WHAT THE EXERCISE ASKS
Say how many lines of these entries include the word "errors", and answer with the number alone.

EXTRACTED RECORDS
====

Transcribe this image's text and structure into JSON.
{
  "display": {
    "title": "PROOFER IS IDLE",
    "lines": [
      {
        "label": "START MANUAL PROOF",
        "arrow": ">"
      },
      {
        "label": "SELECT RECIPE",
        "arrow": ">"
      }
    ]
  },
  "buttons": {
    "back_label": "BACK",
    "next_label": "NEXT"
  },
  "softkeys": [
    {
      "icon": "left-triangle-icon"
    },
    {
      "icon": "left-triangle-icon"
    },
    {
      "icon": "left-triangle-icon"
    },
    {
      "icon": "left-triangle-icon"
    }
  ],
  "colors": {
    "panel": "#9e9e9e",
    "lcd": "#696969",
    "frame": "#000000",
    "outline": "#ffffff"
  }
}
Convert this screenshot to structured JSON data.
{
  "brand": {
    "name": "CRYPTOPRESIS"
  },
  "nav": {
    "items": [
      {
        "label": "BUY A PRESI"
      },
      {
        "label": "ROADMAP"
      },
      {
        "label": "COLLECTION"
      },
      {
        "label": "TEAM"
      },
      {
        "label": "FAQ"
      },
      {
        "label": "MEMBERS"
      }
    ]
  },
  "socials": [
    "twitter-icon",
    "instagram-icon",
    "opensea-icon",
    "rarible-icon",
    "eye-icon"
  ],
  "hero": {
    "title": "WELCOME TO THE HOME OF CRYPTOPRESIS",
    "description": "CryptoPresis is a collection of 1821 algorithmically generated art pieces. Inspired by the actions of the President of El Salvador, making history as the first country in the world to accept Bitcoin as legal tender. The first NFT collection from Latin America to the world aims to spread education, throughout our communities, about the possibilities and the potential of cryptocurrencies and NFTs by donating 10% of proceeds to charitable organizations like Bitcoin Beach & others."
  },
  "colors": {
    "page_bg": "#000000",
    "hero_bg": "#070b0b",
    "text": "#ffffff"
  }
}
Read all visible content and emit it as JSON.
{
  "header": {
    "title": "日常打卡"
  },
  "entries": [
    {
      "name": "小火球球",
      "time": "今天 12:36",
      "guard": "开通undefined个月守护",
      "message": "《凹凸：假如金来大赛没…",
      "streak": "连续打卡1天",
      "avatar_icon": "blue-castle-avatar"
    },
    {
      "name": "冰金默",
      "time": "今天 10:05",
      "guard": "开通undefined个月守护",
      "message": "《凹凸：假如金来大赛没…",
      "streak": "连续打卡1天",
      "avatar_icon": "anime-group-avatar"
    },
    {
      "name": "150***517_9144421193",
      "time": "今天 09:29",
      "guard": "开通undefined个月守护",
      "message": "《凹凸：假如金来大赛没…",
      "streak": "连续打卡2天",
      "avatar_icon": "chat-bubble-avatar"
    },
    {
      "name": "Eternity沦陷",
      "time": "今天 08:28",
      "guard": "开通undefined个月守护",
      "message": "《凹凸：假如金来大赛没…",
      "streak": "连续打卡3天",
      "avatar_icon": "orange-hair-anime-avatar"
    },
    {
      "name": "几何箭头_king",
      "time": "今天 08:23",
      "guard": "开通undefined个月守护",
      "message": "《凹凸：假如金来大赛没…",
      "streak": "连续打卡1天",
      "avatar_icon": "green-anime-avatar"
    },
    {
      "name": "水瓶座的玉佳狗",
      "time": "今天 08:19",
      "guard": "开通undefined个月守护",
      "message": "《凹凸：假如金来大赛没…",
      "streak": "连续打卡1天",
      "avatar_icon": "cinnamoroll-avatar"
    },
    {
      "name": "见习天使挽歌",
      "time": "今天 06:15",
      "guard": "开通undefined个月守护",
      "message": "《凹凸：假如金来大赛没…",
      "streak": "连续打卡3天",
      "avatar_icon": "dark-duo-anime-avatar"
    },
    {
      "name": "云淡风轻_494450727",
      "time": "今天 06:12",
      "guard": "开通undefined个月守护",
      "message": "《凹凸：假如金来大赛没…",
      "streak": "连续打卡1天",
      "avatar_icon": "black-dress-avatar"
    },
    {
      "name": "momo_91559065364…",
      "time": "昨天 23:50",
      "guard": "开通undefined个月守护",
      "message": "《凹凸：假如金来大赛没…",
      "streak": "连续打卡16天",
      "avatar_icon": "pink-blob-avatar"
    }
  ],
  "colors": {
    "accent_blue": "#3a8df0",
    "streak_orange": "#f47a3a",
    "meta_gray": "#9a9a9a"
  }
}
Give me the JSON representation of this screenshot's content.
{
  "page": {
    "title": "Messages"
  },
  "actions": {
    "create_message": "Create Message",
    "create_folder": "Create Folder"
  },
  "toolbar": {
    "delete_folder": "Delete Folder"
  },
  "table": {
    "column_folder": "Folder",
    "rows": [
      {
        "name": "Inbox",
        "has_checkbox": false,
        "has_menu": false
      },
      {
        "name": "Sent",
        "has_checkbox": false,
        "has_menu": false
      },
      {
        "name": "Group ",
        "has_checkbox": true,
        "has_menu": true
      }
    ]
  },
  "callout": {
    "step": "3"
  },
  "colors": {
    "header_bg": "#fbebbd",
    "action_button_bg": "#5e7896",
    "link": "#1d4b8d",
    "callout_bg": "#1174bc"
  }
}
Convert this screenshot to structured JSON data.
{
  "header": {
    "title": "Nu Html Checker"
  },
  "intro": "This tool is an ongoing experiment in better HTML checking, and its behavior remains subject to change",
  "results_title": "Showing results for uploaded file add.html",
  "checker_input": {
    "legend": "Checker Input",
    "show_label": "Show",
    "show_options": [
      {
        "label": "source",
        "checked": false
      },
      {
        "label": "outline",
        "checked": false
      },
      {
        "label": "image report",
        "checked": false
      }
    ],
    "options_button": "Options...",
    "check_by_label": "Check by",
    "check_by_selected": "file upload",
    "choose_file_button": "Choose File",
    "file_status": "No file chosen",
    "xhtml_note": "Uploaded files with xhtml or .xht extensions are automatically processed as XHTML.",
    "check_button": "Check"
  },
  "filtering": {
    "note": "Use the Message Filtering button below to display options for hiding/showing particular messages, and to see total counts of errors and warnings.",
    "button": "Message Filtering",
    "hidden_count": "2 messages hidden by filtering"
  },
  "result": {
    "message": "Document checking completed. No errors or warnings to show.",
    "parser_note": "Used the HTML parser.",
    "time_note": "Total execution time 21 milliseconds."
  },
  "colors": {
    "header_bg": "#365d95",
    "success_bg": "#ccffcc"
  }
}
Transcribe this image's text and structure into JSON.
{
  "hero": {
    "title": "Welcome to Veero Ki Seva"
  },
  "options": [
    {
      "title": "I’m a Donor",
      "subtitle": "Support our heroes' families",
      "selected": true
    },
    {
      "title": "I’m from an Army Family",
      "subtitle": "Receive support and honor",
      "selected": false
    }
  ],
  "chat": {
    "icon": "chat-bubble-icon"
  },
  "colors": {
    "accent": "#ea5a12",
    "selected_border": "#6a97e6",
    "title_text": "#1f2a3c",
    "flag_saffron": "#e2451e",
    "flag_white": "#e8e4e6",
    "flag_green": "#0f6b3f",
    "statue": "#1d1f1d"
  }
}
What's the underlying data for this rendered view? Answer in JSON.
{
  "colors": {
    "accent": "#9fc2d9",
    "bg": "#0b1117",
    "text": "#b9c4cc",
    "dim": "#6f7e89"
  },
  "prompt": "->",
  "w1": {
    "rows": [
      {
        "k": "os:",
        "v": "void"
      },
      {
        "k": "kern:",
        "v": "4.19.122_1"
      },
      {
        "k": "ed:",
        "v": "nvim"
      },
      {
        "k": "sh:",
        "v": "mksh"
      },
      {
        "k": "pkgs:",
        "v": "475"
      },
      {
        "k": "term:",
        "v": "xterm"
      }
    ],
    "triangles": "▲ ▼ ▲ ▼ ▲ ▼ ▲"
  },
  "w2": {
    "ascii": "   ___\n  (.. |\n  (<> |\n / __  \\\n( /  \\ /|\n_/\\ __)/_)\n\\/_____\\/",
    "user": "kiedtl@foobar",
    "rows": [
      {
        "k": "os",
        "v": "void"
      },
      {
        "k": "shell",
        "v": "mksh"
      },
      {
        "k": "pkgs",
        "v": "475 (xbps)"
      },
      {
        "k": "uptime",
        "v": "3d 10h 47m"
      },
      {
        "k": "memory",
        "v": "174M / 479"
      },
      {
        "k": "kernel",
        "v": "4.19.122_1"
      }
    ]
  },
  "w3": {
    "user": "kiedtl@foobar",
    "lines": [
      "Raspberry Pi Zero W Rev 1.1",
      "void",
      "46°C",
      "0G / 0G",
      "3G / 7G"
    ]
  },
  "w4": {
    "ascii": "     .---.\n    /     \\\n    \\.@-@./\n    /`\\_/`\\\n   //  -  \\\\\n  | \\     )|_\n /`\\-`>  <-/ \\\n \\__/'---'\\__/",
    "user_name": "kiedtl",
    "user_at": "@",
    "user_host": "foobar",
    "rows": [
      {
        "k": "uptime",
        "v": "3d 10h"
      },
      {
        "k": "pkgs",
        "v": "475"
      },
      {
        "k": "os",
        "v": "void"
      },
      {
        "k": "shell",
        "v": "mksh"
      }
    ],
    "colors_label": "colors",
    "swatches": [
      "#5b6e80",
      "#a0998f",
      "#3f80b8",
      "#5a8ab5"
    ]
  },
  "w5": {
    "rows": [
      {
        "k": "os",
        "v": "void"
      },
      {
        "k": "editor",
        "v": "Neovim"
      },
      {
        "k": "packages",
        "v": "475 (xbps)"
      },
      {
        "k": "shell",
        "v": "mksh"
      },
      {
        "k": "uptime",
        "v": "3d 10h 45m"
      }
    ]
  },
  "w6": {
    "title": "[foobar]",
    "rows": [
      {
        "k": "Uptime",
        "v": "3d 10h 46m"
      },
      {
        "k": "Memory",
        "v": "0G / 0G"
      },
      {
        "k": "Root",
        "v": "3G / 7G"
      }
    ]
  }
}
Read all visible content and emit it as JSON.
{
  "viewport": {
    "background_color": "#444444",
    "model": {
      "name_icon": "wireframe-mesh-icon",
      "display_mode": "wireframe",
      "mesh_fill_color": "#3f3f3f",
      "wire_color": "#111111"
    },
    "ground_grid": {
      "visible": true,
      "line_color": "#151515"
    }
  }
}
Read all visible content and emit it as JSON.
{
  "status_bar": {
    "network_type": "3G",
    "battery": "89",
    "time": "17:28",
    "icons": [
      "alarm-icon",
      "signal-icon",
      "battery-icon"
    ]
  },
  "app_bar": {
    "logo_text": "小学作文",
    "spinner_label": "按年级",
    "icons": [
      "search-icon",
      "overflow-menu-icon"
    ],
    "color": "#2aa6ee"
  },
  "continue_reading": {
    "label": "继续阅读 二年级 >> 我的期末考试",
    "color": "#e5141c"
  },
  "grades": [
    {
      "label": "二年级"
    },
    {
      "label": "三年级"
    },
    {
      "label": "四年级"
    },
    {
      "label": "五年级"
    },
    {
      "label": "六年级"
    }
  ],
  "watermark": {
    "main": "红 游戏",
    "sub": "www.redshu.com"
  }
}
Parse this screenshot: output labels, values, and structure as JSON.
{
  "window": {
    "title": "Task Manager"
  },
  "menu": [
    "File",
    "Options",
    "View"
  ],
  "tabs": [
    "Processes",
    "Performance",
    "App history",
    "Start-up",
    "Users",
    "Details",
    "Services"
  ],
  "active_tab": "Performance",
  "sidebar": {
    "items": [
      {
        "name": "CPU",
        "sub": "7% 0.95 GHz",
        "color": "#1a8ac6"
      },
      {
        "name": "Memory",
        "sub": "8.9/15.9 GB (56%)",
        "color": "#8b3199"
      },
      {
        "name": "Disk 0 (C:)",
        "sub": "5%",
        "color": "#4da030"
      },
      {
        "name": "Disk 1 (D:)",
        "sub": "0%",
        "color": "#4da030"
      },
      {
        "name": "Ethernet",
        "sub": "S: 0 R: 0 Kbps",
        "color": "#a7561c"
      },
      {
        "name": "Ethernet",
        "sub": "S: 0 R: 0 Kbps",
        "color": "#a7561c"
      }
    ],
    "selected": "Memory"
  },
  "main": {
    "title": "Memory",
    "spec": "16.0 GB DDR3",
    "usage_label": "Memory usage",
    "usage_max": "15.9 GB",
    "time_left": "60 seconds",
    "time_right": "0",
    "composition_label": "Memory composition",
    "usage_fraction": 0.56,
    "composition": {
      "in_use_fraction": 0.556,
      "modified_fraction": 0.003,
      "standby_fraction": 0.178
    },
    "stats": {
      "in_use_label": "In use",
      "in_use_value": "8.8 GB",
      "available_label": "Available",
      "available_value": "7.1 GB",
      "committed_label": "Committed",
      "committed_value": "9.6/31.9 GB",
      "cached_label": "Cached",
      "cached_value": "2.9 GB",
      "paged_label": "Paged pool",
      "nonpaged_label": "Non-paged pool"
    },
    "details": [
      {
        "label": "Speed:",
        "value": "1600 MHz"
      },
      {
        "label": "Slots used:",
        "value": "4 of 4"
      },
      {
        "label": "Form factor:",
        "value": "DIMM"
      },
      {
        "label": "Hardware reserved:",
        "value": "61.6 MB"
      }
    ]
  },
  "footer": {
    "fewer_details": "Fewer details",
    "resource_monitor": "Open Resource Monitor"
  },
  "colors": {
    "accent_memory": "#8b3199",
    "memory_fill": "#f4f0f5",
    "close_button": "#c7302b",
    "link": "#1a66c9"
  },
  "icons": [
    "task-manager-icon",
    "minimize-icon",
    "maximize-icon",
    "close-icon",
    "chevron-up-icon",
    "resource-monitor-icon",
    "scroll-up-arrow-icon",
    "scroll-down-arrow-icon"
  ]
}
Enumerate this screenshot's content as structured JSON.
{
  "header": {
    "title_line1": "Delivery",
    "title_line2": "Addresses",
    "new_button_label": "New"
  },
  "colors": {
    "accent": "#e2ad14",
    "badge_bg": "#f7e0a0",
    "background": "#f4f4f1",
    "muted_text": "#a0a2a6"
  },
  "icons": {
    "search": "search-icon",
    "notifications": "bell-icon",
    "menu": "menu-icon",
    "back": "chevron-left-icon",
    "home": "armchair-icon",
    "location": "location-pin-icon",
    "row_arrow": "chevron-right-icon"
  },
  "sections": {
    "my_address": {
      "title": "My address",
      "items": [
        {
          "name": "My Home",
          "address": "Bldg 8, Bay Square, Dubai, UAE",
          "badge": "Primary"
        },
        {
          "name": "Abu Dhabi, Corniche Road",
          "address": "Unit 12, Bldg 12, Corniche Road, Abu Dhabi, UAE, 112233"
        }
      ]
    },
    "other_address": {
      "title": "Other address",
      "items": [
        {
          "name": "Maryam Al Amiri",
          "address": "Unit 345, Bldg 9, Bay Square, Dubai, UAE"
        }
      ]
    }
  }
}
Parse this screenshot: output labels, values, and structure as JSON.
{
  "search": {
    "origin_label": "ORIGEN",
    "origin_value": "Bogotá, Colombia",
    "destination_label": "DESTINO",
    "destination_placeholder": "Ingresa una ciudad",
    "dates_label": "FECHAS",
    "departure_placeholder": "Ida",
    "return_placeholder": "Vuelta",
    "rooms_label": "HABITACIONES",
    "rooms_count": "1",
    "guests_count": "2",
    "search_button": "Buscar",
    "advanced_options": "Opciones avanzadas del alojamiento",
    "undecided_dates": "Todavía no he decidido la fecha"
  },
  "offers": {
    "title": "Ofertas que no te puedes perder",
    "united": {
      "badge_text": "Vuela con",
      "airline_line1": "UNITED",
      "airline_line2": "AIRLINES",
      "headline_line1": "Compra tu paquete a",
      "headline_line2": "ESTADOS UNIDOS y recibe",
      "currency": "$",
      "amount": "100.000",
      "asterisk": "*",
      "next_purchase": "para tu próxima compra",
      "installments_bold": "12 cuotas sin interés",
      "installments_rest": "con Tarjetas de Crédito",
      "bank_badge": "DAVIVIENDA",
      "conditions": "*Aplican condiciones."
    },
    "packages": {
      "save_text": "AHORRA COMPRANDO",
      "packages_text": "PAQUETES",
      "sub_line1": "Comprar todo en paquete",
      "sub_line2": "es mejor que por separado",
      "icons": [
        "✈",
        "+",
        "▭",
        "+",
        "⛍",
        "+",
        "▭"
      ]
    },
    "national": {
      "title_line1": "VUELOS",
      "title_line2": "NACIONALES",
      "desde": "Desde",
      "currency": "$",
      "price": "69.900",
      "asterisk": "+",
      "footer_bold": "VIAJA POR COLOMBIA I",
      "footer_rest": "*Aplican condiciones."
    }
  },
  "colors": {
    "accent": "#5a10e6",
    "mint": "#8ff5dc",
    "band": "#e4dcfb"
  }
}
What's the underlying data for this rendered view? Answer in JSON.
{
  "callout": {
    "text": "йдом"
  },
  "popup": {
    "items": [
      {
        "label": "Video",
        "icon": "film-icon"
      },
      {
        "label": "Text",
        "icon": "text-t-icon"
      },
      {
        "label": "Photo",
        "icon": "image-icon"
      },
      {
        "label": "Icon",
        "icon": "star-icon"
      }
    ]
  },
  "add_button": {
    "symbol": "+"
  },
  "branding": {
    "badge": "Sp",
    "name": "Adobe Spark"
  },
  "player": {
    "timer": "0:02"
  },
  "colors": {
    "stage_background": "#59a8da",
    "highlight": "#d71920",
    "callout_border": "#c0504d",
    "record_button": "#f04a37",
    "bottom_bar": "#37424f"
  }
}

====

WRITTEN ANSWER
2